THE DATA ▸
== == ==
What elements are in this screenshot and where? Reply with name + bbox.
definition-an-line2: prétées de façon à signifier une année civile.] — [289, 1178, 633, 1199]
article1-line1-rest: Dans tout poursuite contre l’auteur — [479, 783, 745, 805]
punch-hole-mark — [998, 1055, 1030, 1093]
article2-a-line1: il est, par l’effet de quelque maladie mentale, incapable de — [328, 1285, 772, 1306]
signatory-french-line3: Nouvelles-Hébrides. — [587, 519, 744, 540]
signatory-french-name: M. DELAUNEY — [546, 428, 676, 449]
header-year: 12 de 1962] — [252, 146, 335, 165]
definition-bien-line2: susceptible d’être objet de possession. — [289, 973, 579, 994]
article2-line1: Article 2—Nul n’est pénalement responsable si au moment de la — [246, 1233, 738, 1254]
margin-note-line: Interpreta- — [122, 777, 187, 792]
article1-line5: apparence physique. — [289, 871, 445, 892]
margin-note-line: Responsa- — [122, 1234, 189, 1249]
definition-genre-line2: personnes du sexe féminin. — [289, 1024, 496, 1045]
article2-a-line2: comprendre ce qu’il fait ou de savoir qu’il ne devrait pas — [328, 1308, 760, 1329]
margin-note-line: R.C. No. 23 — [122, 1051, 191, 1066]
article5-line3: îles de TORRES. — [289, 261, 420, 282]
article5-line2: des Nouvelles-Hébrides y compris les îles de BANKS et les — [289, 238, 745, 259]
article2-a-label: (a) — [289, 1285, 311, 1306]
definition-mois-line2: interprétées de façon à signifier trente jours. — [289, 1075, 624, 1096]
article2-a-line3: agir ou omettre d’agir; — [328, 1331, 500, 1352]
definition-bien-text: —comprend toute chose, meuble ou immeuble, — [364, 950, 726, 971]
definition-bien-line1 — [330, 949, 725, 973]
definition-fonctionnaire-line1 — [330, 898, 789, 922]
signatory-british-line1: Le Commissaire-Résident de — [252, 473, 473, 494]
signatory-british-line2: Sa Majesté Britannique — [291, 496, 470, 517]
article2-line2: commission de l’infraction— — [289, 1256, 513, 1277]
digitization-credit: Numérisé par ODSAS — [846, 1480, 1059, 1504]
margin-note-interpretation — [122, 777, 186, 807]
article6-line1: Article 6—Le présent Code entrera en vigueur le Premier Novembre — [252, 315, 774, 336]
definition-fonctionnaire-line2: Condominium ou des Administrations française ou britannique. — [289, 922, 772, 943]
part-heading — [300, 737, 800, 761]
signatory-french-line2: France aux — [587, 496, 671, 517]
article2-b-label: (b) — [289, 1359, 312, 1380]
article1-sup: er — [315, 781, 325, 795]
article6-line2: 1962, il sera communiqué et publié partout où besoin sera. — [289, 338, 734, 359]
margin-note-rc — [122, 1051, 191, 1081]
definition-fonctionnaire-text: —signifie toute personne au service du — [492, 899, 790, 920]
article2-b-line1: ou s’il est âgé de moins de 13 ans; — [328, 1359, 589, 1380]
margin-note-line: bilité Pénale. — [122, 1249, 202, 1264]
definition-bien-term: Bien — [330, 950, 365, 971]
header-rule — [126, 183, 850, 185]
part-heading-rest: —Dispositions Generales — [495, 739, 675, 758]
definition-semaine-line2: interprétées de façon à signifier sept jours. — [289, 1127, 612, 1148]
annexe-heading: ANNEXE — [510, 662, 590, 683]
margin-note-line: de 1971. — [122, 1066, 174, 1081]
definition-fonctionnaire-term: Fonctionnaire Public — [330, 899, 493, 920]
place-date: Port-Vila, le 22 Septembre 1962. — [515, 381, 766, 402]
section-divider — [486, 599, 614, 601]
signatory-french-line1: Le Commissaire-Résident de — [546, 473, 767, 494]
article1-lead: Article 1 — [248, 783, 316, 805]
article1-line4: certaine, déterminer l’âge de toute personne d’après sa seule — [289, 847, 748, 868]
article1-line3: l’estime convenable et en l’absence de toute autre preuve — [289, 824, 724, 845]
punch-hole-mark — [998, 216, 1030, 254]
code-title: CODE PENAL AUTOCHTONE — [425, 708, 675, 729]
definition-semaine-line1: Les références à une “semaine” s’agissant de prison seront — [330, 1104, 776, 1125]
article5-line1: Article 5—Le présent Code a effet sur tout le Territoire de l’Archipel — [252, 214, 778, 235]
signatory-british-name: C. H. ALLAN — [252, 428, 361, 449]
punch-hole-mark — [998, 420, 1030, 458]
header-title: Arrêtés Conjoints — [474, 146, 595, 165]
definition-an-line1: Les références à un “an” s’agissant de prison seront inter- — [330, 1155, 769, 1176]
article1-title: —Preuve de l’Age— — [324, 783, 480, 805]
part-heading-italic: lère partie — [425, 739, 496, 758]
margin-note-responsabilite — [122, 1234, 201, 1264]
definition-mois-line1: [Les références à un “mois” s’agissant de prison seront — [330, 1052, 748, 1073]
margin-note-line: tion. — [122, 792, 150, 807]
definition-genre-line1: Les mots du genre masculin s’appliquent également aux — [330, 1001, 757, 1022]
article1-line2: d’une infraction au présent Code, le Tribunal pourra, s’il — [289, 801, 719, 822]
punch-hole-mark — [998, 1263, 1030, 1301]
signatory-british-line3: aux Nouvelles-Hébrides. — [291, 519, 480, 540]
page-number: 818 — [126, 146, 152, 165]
== == ==
EXERCISE GOAL ▸
Reproduce the data in full, replacing every occurrence of "punch-hole-mark" with "binder-hole-mark" and leaving all other text unchanged.

COMPLETE RESPONSE ▸
What elements are in this screenshot and where? Reply with name + bbox.
definition-an-line2: prétées de façon à signifier une année civile.] — [289, 1178, 633, 1199]
article1-line1-rest: Dans tout poursuite contre l’auteur — [479, 783, 745, 805]
binder-hole-mark — [998, 1055, 1030, 1093]
article2-a-line1: il est, par l’effet de quelque maladie mentale, incapable de — [328, 1285, 772, 1306]
signatory-french-line3: Nouvelles-Hébrides. — [587, 519, 744, 540]
signatory-french-name: M. DELAUNEY — [546, 428, 676, 449]
header-year: 12 de 1962] — [252, 146, 335, 165]
definition-bien-line2: susceptible d’être objet de possession. — [289, 973, 579, 994]
article2-line1: Article 2—Nul n’est pénalement responsable si au moment de la — [246, 1233, 738, 1254]
margin-note-line: Interpreta- — [122, 777, 187, 792]
article1-line5: apparence physique. — [289, 871, 445, 892]
margin-note-line: Responsa- — [122, 1234, 189, 1249]
definition-genre-line2: personnes du sexe féminin. — [289, 1024, 496, 1045]
article2-a-line2: comprendre ce qu’il fait ou de savoir qu’il ne devrait pas — [328, 1308, 760, 1329]
margin-note-line: R.C. No. 23 — [122, 1051, 191, 1066]
article5-line3: îles de TORRES. — [289, 261, 420, 282]
article5-line2: des Nouvelles-Hébrides y compris les îles de BANKS et les — [289, 238, 745, 259]
article2-a-label: (a) — [289, 1285, 311, 1306]
definition-mois-line2: interprétées de façon à signifier trente jours. — [289, 1075, 624, 1096]
article2-a-line3: agir ou omettre d’agir; — [328, 1331, 500, 1352]
definition-bien-text: —comprend toute chose, meuble ou immeuble, — [364, 950, 726, 971]
definition-bien-line1 — [330, 949, 725, 973]
definition-fonctionnaire-line1 — [330, 898, 789, 922]
signatory-british-line1: Le Commissaire-Résident de — [252, 473, 473, 494]
signatory-british-line2: Sa Majesté Britannique — [291, 496, 470, 517]
article2-line2: commission de l’infraction— — [289, 1256, 513, 1277]
digitization-credit: Numérisé par ODSAS — [846, 1480, 1059, 1504]
margin-note-interpretation — [122, 777, 186, 807]
article6-line1: Article 6—Le présent Code entrera en vigueur le Premier Novembre — [252, 315, 774, 336]
definition-fonctionnaire-line2: Condominium ou des Administrations française ou britannique. — [289, 922, 772, 943]
part-heading — [300, 737, 800, 761]
signatory-french-line2: France aux — [587, 496, 671, 517]
article2-b-label: (b) — [289, 1359, 312, 1380]
article1-sup: er — [315, 781, 325, 795]
article6-line2: 1962, il sera communiqué et publié partout où besoin sera. — [289, 338, 734, 359]
margin-note-rc — [122, 1051, 191, 1081]
definition-fonctionnaire-text: —signifie toute personne au service du — [492, 899, 790, 920]
article2-b-line1: ou s’il est âgé de moins de 13 ans; — [328, 1359, 589, 1380]
margin-note-line: bilité Pénale. — [122, 1249, 202, 1264]
definition-bien-term: Bien — [330, 950, 365, 971]
header-rule — [126, 183, 850, 185]
part-heading-rest: —Dispositions Generales — [495, 739, 675, 758]
definition-semaine-line2: interprétées de façon à signifier sept jours. — [289, 1127, 612, 1148]
annexe-heading: ANNEXE — [510, 662, 590, 683]
margin-note-line: de 1971. — [122, 1066, 174, 1081]
definition-fonctionnaire-term: Fonctionnaire Public — [330, 899, 493, 920]
place-date: Port-Vila, le 22 Septembre 1962. — [515, 381, 766, 402]
section-divider — [486, 599, 614, 601]
signatory-french-line1: Le Commissaire-Résident de — [546, 473, 767, 494]
article1-lead: Article 1 — [248, 783, 316, 805]
article1-line4: certaine, déterminer l’âge de toute personne d’après sa seule — [289, 847, 748, 868]
article1-line3: l’estime convenable et en l’absence de toute autre preuve — [289, 824, 724, 845]
binder-hole-mark — [998, 216, 1030, 254]
code-title: CODE PENAL AUTOCHTONE — [425, 708, 675, 729]
definition-semaine-line1: Les références à une “semaine” s’agissant de prison seront — [330, 1104, 776, 1125]
article5-line1: Article 5—Le présent Code a effet sur tout le Territoire de l’Archipel — [252, 214, 778, 235]
signatory-british-name: C. H. ALLAN — [252, 428, 361, 449]
binder-hole-mark — [998, 420, 1030, 458]
header-title: Arrêtés Conjoints — [474, 146, 595, 165]
definition-an-line1: Les références à un “an” s’agissant de prison seront inter- — [330, 1155, 769, 1176]
article1-title: —Preuve de l’Age— — [324, 783, 480, 805]
part-heading-italic: lère partie — [425, 739, 496, 758]
margin-note-responsabilite — [122, 1234, 201, 1264]
definition-mois-line1: [Les références à un “mois” s’agissant de prison seront — [330, 1052, 748, 1073]
margin-note-line: tion. — [122, 792, 150, 807]
definition-genre-line1: Les mots du genre masculin s’appliquent également aux — [330, 1001, 757, 1022]
article1-line2: d’une infraction au présent Code, le Tribunal pourra, s’il — [289, 801, 719, 822]
binder-hole-mark — [998, 1263, 1030, 1301]
signatory-british-line3: aux Nouvelles-Hébrides. — [291, 519, 480, 540]
page-number: 818 — [126, 146, 152, 165]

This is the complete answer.